EXERCISE REQUIREMENTS => Please give the listing again, word for word, with nothing left out.

DATA IN THIS EXERCISE =>

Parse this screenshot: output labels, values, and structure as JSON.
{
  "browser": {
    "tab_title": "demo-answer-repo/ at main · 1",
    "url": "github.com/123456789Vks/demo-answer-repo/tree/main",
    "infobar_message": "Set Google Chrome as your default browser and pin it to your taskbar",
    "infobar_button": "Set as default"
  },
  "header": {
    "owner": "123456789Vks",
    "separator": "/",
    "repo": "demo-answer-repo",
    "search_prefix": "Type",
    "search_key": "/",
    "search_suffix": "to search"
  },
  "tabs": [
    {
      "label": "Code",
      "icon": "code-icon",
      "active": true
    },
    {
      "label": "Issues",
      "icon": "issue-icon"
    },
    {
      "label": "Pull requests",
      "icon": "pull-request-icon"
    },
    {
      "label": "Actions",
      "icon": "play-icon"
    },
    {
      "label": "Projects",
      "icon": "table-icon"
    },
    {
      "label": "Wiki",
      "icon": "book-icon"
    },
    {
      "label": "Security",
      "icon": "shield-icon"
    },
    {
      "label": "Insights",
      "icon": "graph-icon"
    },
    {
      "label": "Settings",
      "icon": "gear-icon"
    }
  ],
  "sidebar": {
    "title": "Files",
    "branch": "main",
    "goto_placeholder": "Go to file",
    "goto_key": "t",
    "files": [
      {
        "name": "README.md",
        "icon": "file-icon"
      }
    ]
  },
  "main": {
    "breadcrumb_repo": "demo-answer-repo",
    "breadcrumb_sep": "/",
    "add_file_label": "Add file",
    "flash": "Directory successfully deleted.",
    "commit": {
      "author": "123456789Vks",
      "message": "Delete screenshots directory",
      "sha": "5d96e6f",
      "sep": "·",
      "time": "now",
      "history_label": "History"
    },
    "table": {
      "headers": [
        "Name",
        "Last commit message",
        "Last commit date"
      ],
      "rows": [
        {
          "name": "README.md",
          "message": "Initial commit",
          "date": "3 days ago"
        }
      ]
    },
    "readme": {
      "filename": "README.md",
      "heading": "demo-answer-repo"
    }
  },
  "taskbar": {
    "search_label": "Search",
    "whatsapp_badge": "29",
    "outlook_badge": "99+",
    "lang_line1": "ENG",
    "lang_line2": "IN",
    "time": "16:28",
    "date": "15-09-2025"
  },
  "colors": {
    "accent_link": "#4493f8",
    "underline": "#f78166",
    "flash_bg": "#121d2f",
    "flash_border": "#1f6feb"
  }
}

FINAL ANSWER =>
Parse this screenshot: output labels, values, and structure as JSON.
{
  "browser": {
    "tab_title": "demo-answer-repo/ at main · 1",
    "url": "github.com/123456789Vks/demo-answer-repo/tree/main",
    "infobar_message": "Set Google Chrome as your default browser and pin it to your taskbar",
    "infobar_button": "Set as default"
  },
  "header": {
    "owner": "123456789Vks",
    "separator": "/",
    "repo": "demo-answer-repo",
    "search_prefix": "Type",
    "search_key": "/",
    "search_suffix": "to search"
  },
  "tabs": [
    {
      "label": "Code",
      "icon": "code-icon",
      "active": true
    },
    {
      "label": "Issues",
      "icon": "issue-icon"
    },
    {
      "label": "Pull requests",
      "icon": "pull-request-icon"
    },
    {
      "label": "Actions",
      "icon": "play-icon"
    },
    {
      "label": "Projects",
      "icon": "table-icon"
    },
    {
      "label": "Wiki",
      "icon": "book-icon"
    },
    {
      "label": "Security",
      "icon": "shield-icon"
    },
    {
      "label": "Insights",
      "icon": "graph-icon"
    },
    {
      "label": "Settings",
      "icon": "gear-icon"
    }
  ],
  "sidebar": {
    "title": "Files",
    "branch": "main",
    "goto_placeholder": "Go to file",
    "goto_key": "t",
    "files": [
      {
        "name": "README.md",
        "icon": "file-icon"
      }
    ]
  },
  "main": {
    "breadcrumb_repo": "demo-answer-repo",
    "breadcrumb_sep": "/",
    "add_file_label": "Add file",
    "flash": "Directory successfully deleted.",
    "commit": {
      "author": "123456789Vks",
      "message": "Delete screenshots directory",
      "sha": "5d96e6f",
      "sep": "·",
      "time": "now",
      "history_label": "History"
    },
    "table": {
      "headers": [
        "Name",
        "Last commit message",
        "Last commit date"
      ],
      "rows": [
        {
          "name": "README.md",
          "message": "Initial commit",
          "date": "3 days ago"
        }
      ]
    },
    "readme": {
      "filename": "README.md",
      "heading": "demo-answer-repo"
    }
  },
  "taskbar": {
    "search_label": "Search",
    "whatsapp_badge": "29",
    "outlook_badge": "99+",
    "lang_line1": "ENG",
    "lang_line2": "IN",
    "time": "16:28",
    "date": "15-09-2025"
  },
  "colors": {
    "accent_link": "#4493f8",
    "underline": "#f78166",
    "flash_bg": "#121d2f",
    "flash_border": "#1f6feb"
  }
}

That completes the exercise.